SHORT TASK:
Gather up all lines that carry the word "Very".

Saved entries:
[START]
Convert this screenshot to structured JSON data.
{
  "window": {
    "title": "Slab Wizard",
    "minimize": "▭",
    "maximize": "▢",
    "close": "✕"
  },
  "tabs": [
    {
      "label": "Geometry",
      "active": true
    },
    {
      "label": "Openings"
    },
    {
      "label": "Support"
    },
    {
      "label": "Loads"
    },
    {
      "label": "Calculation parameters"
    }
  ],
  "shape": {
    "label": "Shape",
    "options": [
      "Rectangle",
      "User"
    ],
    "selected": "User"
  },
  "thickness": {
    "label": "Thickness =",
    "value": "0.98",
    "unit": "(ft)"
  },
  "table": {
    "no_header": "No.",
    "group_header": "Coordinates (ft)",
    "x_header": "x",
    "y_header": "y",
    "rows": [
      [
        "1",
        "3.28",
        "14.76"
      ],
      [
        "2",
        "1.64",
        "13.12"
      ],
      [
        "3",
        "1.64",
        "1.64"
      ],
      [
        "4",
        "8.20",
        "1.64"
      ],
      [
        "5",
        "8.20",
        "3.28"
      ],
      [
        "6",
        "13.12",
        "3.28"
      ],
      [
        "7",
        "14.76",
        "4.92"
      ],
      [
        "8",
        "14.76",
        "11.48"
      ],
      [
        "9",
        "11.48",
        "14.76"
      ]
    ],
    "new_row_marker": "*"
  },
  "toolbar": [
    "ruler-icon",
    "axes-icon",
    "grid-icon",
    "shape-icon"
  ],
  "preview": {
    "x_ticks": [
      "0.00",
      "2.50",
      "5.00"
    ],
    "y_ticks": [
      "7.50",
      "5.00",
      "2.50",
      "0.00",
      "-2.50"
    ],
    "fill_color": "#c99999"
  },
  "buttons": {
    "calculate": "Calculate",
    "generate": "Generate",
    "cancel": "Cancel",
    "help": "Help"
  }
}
[END]
[START]
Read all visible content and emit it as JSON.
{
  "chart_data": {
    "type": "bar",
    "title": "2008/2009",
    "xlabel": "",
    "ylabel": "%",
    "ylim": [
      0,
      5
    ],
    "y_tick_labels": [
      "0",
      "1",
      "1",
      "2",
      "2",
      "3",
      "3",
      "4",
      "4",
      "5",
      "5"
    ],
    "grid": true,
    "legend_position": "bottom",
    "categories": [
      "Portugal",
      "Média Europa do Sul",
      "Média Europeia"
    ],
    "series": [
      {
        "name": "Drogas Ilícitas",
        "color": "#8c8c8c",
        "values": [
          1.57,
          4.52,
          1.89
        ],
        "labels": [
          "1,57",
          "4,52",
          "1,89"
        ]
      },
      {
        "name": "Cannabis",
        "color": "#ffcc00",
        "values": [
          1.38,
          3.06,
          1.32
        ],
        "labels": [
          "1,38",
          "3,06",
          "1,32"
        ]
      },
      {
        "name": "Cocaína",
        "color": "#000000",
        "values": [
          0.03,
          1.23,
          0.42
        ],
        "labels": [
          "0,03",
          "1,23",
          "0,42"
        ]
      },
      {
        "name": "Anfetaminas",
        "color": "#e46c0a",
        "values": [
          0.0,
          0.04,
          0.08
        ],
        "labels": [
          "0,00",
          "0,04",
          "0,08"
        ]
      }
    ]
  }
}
[END]
[START]
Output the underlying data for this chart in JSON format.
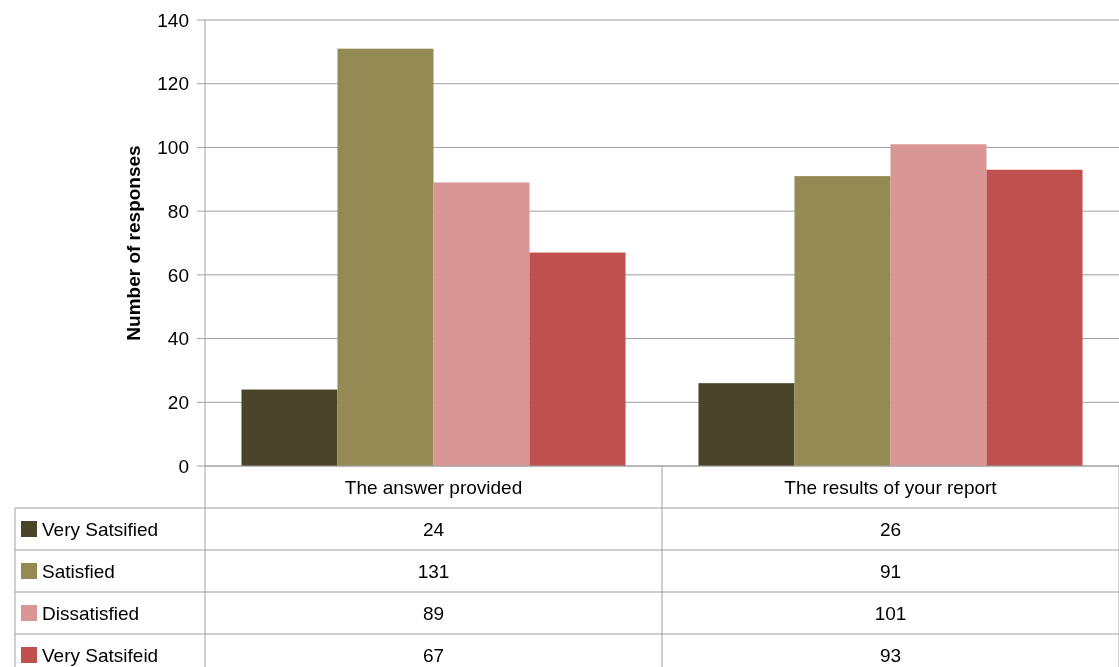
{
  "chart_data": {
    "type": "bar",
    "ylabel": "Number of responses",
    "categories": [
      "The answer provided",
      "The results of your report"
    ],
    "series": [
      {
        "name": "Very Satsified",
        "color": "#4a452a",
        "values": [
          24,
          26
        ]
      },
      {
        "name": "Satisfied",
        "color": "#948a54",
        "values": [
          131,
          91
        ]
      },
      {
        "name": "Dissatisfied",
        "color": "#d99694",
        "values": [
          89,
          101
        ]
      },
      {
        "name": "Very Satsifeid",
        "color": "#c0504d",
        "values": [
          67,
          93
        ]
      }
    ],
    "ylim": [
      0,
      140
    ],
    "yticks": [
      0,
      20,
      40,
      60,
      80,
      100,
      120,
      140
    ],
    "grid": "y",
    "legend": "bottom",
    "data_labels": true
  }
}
[END]
IN RESPONSE:
        "name": "Very Satsified",
        "name": "Very Satsifeid",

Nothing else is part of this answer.